What you will do — Keep every line where the word "白鸟鉴中飞" appears; drop the rest.

Material for this task —
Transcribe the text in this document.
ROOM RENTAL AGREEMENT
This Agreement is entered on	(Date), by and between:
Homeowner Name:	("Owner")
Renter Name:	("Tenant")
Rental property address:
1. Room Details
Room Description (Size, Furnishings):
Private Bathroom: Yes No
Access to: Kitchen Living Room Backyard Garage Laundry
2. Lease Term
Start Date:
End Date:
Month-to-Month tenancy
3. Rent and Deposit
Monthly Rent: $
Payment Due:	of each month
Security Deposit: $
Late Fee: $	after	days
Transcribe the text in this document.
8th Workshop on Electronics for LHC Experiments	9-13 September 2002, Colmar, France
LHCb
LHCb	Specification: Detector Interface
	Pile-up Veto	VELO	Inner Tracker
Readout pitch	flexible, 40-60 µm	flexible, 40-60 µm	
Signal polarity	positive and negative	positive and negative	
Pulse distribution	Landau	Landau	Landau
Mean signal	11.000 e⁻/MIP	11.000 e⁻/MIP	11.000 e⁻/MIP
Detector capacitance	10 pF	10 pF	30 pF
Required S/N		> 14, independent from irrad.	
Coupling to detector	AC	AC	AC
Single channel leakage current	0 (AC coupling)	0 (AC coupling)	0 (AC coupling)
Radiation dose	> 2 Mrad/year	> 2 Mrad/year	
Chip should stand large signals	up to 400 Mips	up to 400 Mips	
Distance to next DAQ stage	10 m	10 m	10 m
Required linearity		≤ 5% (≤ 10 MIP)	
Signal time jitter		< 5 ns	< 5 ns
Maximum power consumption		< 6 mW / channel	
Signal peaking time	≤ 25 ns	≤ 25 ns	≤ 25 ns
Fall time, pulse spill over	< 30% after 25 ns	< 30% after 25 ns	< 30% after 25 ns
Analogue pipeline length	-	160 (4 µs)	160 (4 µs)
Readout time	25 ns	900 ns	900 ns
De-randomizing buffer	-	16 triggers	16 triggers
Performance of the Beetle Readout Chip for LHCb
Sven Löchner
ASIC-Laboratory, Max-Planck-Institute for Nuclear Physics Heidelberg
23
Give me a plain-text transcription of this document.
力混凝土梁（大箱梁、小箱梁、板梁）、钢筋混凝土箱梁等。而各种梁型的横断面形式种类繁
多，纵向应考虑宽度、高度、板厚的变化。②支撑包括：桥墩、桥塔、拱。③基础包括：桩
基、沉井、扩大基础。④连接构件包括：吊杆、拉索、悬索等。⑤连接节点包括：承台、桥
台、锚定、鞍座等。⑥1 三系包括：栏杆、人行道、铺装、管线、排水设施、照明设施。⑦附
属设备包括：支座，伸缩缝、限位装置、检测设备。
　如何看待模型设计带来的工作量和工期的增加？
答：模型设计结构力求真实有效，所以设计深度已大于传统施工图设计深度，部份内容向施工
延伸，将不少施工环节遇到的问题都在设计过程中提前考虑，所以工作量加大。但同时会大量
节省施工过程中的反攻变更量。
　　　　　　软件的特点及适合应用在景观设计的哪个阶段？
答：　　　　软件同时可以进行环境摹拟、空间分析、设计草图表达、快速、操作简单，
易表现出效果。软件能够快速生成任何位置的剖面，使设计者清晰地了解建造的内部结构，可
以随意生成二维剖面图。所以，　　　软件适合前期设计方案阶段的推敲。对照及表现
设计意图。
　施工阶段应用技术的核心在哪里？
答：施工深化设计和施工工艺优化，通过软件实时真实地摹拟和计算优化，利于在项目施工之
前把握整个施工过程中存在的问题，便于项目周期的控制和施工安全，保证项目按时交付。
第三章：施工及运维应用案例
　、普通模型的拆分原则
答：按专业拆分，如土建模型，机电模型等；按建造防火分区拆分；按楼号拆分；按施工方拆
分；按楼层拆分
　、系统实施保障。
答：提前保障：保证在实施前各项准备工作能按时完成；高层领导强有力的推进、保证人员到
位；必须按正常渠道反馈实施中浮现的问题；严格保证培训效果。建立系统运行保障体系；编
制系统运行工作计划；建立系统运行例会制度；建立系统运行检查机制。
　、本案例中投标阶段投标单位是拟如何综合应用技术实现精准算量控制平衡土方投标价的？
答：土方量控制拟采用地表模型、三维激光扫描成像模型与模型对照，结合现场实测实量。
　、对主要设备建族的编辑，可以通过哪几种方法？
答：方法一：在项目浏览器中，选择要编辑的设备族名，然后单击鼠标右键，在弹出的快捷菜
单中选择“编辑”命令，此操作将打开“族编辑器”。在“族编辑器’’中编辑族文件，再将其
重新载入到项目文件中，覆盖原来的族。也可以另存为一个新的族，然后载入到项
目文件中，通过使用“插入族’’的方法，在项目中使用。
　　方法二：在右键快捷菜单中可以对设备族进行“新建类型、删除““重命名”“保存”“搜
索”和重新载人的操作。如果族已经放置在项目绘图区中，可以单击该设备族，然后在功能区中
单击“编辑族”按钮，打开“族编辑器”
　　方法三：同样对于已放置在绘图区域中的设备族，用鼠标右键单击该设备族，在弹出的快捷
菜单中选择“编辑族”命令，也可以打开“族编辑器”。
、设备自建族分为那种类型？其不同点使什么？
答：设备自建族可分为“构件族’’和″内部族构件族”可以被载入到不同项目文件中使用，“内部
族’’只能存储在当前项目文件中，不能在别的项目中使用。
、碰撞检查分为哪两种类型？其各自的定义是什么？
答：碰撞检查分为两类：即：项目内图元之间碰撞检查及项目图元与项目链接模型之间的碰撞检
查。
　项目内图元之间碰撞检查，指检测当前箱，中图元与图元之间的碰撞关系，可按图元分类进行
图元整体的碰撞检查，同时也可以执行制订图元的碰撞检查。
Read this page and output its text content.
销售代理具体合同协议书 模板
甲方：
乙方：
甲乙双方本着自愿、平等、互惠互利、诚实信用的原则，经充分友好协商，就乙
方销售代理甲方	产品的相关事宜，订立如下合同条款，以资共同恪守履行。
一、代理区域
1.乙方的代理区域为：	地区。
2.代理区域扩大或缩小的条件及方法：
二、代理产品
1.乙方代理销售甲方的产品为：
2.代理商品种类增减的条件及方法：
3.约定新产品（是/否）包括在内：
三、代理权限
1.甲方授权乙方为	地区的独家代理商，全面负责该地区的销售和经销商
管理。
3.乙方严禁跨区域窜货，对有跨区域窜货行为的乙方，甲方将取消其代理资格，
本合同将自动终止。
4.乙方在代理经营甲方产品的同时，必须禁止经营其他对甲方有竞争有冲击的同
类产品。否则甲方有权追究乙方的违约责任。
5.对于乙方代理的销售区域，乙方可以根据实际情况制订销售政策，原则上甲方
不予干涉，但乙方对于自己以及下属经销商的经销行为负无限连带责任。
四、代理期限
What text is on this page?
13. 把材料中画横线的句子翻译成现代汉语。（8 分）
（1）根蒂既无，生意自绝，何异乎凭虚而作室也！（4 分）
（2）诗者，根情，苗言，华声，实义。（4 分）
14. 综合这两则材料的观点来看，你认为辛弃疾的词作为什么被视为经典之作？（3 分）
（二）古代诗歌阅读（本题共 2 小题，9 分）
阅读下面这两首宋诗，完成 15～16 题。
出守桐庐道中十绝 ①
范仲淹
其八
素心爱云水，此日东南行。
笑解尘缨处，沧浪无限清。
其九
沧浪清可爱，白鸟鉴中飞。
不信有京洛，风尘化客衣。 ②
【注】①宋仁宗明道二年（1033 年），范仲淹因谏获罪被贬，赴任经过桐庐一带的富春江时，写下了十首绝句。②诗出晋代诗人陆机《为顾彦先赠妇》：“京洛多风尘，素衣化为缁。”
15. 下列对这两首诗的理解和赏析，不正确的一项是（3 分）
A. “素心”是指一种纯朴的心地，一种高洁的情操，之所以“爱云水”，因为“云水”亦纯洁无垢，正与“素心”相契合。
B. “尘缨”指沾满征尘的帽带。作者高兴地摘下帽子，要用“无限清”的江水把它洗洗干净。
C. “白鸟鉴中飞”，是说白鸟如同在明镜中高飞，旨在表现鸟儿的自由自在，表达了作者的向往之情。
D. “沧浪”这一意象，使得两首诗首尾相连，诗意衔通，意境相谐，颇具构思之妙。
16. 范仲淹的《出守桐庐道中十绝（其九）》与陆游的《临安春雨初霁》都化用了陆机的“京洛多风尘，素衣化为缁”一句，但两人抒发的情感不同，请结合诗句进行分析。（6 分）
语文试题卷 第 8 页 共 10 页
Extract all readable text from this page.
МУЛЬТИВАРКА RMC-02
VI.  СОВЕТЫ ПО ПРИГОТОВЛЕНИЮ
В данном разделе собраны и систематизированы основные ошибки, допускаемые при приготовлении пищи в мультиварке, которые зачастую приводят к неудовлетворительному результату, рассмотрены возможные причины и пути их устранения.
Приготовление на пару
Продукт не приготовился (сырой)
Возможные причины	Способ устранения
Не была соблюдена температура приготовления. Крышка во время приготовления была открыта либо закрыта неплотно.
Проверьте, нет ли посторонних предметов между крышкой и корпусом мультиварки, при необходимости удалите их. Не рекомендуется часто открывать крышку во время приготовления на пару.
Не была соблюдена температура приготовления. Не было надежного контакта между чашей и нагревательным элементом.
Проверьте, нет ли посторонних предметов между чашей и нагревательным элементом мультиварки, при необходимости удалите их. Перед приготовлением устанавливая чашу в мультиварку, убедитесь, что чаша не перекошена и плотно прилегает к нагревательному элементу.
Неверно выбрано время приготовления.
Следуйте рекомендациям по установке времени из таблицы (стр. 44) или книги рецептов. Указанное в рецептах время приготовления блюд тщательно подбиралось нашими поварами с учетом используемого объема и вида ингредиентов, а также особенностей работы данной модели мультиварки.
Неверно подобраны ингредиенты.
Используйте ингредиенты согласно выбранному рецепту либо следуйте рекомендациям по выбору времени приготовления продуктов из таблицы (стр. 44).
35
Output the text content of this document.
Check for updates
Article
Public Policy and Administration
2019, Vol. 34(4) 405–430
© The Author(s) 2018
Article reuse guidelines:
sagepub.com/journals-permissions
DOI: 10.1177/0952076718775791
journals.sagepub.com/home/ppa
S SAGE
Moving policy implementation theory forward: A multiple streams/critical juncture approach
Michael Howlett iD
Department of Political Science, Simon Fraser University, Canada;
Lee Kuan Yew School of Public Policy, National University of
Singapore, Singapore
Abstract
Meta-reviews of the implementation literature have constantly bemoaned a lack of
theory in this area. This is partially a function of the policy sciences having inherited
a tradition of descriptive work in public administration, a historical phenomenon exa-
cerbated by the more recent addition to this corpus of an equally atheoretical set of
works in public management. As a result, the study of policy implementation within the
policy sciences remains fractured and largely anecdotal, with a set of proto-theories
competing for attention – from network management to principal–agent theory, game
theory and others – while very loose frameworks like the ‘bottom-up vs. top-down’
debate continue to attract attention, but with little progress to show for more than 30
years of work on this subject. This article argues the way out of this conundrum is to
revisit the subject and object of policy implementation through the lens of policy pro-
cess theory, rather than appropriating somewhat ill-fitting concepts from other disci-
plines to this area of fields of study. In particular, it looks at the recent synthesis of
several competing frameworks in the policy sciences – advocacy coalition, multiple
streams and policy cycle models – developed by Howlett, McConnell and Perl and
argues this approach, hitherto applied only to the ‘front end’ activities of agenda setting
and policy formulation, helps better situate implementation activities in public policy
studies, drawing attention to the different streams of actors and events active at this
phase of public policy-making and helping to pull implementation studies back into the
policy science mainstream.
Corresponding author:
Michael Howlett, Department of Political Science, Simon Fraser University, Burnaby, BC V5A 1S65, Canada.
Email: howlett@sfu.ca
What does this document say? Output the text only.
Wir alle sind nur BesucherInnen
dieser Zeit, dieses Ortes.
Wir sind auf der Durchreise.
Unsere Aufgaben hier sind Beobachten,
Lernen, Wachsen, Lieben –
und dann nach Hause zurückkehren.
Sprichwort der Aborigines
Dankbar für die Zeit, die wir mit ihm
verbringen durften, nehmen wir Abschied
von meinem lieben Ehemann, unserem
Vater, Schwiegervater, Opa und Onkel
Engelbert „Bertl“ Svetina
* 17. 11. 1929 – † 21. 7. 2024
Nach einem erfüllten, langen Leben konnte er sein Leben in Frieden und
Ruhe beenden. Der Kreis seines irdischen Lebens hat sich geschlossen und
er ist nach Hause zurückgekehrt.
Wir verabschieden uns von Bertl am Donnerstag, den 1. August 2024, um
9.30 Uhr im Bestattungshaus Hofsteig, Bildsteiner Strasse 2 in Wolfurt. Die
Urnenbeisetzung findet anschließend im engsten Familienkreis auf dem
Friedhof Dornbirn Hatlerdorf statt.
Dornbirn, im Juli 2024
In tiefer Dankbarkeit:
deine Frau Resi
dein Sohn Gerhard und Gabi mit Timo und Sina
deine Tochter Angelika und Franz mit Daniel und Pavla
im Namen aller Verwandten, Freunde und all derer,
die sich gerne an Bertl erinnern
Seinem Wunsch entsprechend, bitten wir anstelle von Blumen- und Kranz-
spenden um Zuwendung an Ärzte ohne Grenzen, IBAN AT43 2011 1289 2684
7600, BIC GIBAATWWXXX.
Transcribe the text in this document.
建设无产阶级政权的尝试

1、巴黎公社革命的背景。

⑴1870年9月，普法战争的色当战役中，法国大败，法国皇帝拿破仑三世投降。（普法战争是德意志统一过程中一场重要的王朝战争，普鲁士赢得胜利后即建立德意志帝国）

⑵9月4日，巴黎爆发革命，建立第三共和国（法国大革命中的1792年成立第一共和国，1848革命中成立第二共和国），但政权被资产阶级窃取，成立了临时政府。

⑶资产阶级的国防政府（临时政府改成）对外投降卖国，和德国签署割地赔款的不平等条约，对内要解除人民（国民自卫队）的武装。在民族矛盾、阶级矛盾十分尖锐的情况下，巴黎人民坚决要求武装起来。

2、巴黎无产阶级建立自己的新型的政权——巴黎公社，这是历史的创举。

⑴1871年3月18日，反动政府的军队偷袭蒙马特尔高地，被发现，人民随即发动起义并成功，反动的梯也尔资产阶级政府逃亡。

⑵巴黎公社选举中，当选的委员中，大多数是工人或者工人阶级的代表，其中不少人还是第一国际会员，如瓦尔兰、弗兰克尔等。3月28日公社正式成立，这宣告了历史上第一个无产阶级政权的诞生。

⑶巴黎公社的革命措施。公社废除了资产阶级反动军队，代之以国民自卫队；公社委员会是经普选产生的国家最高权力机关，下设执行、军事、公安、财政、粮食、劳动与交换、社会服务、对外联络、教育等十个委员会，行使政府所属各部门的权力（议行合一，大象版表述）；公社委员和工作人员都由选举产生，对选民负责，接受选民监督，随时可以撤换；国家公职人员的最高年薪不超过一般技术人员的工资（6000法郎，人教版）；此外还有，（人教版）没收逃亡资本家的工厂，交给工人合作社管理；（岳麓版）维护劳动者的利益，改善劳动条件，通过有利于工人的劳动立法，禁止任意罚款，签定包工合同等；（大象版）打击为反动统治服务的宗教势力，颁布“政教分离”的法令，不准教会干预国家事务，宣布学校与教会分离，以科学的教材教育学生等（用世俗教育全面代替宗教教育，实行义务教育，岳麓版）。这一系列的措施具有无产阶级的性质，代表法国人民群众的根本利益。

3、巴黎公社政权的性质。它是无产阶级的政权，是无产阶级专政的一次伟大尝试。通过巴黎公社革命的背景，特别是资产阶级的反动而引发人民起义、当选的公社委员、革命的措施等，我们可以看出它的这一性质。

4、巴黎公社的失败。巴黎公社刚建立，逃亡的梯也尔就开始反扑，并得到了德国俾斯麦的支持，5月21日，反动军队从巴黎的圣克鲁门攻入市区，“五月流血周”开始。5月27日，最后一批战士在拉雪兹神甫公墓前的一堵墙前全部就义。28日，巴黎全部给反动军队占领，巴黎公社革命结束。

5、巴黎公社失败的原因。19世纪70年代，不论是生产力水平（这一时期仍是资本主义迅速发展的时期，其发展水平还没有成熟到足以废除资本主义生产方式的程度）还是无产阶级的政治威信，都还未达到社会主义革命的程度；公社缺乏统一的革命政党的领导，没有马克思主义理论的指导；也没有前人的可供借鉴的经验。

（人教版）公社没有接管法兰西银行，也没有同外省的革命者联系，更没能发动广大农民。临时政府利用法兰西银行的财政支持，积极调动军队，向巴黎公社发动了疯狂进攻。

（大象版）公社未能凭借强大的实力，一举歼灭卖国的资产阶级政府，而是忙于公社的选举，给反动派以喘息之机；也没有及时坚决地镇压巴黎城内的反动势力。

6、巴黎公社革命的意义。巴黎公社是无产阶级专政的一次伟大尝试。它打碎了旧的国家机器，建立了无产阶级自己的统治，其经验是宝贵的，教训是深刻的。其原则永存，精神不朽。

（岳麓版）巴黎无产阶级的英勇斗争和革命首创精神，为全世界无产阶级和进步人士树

Result —
沧浪清可爱，白鸟鉴中飞。
C. “白鸟鉴中飞”，是说白鸟如同在明镜中高飞，旨在表现鸟儿的自由自在，表达了作者的向往之情。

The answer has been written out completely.